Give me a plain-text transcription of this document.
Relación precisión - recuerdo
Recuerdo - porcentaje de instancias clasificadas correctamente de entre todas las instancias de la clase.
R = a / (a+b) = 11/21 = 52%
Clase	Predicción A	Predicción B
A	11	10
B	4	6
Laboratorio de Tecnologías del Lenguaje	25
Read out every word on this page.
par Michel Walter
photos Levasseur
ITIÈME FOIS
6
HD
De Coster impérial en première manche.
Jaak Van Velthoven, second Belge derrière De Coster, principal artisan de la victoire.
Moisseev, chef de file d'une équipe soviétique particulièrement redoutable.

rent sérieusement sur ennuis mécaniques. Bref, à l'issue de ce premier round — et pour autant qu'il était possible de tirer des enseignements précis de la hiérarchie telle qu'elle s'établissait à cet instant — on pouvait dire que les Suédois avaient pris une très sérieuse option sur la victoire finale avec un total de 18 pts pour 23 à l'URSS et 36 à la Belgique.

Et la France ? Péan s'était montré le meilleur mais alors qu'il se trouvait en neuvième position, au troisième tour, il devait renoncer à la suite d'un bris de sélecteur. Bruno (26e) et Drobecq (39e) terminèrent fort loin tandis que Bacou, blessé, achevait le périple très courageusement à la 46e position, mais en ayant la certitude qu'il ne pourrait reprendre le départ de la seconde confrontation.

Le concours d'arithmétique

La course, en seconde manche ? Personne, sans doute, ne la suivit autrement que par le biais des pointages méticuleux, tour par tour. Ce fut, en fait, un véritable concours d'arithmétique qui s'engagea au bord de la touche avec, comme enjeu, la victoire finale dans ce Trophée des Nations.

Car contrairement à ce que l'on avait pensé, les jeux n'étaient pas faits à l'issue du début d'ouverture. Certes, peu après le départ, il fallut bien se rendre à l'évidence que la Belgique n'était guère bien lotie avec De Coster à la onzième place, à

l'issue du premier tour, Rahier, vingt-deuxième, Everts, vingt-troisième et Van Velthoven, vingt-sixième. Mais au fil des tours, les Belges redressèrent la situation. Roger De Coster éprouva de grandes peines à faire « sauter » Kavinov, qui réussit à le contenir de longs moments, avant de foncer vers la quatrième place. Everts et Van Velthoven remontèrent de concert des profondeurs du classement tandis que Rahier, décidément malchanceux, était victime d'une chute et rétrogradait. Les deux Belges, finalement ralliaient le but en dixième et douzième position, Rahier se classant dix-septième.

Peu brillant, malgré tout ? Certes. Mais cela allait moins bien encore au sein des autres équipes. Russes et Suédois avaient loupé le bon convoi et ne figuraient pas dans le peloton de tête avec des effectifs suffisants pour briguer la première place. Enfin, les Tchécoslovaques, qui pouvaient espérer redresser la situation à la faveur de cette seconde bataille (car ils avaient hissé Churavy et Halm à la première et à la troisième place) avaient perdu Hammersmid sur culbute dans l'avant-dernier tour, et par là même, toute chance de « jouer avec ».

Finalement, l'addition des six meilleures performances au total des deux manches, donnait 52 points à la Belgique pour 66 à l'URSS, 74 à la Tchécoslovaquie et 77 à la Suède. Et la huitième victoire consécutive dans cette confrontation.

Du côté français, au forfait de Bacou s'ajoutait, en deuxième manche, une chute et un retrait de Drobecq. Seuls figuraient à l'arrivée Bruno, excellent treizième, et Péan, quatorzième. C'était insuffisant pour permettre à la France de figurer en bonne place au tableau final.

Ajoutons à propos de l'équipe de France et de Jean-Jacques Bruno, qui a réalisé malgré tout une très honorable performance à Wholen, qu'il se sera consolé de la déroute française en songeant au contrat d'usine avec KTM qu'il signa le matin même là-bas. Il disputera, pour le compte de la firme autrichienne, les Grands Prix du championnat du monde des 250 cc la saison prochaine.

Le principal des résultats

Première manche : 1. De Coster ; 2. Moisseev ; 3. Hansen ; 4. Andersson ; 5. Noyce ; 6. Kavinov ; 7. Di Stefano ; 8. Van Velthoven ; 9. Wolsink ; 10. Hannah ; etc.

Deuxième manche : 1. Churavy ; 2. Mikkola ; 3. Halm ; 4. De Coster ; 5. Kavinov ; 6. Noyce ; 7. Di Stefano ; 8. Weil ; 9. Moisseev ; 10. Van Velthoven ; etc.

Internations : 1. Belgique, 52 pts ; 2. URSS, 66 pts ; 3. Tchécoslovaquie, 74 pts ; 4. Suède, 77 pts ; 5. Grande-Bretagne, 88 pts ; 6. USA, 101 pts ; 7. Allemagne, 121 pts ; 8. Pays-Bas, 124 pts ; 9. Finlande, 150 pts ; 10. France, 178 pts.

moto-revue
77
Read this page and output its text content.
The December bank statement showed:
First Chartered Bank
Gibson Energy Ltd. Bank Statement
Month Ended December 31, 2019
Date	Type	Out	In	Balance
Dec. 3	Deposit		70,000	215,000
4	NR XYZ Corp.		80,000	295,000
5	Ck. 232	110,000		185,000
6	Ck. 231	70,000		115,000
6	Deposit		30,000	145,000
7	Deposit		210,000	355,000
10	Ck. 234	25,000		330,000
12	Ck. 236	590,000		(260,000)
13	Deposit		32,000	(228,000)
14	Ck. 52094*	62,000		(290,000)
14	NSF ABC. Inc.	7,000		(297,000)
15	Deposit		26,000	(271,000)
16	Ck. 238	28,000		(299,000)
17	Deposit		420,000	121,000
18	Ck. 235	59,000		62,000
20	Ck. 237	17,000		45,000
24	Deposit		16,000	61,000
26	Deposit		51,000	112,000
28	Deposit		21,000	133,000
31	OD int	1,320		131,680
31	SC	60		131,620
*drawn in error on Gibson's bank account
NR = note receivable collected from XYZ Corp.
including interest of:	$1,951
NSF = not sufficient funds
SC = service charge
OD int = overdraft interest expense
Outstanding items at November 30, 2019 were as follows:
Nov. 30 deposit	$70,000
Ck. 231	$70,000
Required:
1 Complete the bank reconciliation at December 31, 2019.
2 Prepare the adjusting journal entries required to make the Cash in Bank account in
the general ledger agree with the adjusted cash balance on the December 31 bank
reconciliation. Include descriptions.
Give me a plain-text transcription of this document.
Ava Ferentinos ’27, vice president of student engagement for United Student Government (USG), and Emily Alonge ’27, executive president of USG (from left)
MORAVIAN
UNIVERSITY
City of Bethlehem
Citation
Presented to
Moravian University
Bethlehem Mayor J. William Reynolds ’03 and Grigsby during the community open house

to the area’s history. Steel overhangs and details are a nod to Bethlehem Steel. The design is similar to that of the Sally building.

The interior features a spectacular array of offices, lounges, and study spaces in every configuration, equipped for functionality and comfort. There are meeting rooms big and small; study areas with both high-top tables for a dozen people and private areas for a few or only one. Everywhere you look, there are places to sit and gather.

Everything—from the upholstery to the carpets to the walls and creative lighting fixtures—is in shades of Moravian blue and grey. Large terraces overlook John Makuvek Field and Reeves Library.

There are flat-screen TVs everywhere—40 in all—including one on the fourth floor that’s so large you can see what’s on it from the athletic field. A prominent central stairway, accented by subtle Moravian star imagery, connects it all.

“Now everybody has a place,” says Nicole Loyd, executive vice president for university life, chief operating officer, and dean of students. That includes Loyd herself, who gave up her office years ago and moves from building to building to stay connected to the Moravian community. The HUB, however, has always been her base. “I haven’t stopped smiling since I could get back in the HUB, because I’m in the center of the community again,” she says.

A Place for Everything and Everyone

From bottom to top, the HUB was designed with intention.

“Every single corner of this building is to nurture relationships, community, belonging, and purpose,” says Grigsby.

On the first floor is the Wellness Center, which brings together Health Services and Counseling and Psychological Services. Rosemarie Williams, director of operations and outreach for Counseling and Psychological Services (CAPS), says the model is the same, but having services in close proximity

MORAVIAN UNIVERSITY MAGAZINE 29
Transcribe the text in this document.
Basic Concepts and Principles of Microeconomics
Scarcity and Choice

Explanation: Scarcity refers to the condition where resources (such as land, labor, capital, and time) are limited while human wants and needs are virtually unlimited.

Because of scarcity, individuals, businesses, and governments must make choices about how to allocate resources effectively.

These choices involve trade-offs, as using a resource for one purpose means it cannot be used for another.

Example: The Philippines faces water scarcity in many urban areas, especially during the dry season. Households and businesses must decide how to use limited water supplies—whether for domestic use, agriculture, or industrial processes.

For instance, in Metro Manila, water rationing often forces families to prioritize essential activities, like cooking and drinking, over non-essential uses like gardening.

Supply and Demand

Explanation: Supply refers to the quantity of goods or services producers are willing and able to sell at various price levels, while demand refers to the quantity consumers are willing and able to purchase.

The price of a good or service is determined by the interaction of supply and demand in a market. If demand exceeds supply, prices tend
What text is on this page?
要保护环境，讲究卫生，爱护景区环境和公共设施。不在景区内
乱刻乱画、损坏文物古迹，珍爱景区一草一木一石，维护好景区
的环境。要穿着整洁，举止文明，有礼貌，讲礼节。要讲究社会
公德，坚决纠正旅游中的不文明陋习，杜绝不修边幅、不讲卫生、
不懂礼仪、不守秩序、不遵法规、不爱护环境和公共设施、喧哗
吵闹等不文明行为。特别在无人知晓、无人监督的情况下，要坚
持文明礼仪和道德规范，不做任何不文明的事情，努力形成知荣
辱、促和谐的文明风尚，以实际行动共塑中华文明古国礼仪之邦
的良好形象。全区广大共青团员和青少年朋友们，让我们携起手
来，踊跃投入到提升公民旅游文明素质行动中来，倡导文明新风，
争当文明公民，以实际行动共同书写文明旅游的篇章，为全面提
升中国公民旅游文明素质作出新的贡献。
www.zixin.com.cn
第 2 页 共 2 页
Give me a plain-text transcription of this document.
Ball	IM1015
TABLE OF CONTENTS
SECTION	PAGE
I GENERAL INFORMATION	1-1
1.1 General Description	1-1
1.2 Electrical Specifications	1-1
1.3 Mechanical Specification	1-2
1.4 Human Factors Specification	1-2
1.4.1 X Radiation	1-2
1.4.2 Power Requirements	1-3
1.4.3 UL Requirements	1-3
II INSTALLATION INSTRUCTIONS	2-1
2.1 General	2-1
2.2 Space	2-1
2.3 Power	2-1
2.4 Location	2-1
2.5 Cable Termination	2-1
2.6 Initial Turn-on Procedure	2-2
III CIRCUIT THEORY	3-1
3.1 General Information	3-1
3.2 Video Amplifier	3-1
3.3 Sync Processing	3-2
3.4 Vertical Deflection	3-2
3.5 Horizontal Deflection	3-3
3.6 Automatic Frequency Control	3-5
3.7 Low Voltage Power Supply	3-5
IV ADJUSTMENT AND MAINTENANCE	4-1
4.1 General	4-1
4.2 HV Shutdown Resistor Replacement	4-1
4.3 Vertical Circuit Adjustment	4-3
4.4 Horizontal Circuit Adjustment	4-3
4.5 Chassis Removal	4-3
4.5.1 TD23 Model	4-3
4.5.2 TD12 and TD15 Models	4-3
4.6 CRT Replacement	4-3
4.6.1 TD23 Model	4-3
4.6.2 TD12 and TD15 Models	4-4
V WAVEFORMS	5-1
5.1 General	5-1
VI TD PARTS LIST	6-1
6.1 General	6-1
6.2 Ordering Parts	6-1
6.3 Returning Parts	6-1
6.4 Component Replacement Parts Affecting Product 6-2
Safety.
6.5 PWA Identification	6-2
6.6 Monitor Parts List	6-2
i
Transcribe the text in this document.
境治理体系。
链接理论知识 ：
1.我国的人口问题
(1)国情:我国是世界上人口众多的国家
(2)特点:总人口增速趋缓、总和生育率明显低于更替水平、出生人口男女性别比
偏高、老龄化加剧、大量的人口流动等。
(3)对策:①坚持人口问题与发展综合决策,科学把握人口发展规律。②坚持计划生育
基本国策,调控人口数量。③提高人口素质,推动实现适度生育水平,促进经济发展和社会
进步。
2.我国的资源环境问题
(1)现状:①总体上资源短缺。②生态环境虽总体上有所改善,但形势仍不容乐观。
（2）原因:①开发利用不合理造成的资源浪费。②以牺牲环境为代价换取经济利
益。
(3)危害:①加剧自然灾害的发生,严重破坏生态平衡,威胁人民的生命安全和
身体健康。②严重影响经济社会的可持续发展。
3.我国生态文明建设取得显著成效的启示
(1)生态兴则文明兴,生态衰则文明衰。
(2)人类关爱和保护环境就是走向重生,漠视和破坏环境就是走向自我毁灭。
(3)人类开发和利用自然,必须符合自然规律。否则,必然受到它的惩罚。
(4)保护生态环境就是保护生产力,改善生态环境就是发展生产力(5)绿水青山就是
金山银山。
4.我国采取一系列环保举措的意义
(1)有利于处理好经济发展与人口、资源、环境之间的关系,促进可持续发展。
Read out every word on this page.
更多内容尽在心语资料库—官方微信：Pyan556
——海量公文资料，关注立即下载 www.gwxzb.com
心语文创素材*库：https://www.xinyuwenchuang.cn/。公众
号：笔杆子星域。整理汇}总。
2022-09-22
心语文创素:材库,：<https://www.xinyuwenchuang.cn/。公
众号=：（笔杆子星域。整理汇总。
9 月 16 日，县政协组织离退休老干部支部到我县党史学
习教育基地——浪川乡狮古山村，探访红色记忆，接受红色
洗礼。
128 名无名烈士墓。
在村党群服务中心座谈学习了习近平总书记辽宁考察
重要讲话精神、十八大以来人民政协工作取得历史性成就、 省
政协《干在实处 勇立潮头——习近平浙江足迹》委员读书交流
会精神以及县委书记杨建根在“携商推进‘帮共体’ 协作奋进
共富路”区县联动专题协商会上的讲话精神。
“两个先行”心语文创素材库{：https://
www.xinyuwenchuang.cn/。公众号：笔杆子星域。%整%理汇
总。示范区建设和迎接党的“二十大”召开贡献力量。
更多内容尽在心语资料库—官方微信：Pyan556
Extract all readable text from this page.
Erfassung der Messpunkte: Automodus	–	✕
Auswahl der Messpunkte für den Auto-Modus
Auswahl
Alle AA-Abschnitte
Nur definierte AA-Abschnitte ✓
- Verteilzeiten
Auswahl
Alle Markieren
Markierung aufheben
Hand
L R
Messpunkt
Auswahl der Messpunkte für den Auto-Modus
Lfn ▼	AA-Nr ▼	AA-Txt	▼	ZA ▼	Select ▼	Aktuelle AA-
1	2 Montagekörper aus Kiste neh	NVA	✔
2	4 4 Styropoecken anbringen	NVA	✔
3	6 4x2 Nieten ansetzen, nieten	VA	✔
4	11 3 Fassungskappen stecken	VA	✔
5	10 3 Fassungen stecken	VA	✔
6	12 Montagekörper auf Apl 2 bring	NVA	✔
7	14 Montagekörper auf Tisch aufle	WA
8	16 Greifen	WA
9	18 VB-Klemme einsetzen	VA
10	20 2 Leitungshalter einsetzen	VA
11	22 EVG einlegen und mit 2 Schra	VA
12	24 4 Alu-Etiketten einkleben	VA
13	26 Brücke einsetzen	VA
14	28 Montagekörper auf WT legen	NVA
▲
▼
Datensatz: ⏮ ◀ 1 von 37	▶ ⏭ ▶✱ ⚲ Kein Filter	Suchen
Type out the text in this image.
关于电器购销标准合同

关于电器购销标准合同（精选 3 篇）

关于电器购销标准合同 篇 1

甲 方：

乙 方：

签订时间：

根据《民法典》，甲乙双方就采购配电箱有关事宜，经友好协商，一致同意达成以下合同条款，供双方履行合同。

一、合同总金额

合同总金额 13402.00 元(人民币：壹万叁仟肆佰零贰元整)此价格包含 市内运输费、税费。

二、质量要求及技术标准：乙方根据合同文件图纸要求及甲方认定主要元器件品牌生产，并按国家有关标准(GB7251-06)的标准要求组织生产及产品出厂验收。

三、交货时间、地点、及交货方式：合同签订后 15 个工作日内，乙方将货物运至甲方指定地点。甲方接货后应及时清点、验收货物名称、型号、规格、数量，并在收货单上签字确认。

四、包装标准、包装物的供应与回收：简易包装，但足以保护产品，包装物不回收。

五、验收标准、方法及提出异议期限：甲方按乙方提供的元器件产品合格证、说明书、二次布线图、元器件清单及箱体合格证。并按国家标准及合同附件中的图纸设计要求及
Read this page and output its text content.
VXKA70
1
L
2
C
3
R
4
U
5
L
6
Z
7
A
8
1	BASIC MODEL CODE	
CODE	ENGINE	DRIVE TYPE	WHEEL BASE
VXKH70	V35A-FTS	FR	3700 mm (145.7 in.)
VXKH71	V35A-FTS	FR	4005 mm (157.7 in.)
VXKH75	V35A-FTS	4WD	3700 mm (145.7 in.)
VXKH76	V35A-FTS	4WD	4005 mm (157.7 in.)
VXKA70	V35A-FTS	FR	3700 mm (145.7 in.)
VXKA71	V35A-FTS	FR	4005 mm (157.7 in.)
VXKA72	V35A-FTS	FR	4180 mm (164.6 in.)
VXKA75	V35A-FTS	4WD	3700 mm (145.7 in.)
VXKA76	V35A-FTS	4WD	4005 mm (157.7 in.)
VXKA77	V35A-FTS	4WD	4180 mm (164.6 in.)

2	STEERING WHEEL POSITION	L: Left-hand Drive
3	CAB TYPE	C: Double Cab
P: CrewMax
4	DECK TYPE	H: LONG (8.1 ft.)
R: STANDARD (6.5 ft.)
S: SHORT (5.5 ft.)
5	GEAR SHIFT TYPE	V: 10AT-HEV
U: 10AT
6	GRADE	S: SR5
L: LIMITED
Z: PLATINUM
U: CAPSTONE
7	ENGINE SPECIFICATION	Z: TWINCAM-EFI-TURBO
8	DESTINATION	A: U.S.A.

Challenge:
List each line of the records that holds the string "choices".

Exercise output:
Because of scarcity, individuals, businesses, and governments must make choices about how to allocate resources effectively.
These choices involve trade-offs, as using a resource for one purpose means it cannot be used for another.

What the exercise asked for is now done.